Dataset records:
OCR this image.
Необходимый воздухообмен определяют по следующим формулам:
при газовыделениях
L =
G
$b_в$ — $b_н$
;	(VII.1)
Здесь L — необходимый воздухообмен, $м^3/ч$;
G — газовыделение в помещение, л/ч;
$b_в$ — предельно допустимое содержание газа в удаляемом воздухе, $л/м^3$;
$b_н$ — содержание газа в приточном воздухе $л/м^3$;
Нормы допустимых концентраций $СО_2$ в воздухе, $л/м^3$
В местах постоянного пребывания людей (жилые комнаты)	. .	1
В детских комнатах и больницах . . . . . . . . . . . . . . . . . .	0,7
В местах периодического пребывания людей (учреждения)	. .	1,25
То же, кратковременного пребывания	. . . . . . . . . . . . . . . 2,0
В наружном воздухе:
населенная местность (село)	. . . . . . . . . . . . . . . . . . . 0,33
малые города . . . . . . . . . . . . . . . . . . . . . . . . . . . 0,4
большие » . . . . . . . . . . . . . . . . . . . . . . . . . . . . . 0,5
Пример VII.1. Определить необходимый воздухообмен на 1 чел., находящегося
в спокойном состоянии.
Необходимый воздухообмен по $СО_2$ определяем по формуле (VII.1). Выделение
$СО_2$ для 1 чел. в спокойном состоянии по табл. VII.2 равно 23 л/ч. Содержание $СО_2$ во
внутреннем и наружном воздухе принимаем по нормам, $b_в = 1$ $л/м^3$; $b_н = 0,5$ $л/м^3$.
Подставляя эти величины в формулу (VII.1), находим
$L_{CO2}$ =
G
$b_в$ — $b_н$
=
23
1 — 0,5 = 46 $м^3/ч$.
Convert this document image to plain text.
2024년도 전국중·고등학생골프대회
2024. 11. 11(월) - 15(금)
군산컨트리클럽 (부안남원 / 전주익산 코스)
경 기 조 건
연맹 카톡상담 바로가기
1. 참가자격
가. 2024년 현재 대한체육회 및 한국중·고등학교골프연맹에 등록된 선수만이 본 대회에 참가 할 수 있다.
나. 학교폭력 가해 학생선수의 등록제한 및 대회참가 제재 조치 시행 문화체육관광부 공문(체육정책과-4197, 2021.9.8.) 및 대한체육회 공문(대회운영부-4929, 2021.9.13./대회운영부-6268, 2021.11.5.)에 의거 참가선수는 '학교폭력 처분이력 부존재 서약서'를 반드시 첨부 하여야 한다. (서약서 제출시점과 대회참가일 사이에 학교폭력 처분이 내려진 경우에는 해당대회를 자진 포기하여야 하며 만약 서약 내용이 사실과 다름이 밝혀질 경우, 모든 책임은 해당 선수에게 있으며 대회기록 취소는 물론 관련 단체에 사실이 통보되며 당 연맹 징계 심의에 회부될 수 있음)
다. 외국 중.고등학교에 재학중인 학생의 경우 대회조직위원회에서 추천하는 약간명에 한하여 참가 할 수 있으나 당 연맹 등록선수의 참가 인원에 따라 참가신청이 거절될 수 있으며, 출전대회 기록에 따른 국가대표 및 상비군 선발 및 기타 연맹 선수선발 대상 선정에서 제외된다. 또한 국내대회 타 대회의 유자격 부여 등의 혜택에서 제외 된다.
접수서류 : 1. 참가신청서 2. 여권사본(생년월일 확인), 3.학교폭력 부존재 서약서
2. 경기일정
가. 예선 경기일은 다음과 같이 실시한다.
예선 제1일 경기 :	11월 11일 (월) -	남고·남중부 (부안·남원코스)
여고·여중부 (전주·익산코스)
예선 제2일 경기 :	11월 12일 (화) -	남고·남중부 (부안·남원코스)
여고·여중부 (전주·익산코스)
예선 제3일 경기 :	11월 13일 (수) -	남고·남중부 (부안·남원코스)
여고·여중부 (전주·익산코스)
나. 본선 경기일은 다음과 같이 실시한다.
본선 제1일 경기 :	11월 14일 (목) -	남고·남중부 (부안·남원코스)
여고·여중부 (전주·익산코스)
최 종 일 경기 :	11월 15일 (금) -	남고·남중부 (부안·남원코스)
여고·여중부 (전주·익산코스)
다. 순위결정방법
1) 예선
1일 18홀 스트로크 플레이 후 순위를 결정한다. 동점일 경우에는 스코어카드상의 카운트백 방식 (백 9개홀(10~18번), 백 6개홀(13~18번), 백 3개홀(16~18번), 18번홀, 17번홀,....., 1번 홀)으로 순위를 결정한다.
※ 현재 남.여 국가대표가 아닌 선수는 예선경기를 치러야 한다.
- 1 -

Your goal: How many lines of the listing above include the word "경기일은"? Reply with the number alone.

Exercise result: 2